# STATED TASK
Repeat all of the records verbatim.

# THE DATA
══════

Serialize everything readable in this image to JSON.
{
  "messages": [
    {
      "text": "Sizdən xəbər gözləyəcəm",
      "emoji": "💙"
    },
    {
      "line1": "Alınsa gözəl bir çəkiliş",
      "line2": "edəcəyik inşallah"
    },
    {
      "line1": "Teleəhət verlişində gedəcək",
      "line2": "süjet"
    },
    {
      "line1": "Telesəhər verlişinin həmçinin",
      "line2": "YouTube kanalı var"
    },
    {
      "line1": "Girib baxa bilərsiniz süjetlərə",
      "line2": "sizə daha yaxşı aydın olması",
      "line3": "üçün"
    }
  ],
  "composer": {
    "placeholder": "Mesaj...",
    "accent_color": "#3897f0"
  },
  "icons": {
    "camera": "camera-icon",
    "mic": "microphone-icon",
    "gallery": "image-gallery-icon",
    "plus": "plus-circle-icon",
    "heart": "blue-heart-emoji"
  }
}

══════

# FINAL RESULT
Serialize everything readable in this image to JSON.
{
  "messages": [
    {
      "text": "Sizdən xəbər gözləyəcəm",
      "emoji": "💙"
    },
    {
      "line1": "Alınsa gözəl bir çəkiliş",
      "line2": "edəcəyik inşallah"
    },
    {
      "line1": "Teleəhət verlişində gedəcək",
      "line2": "süjet"
    },
    {
      "line1": "Telesəhər verlişinin həmçinin",
      "line2": "YouTube kanalı var"
    },
    {
      "line1": "Girib baxa bilərsiniz süjetlərə",
      "line2": "sizə daha yaxşı aydın olması",
      "line3": "üçün"
    }
  ],
  "composer": {
    "placeholder": "Mesaj...",
    "accent_color": "#3897f0"
  },
  "icons": {
    "camera": "camera-icon",
    "mic": "microphone-icon",
    "gallery": "image-gallery-icon",
    "plus": "plus-circle-icon",
    "heart": "blue-heart-emoji"
  }
}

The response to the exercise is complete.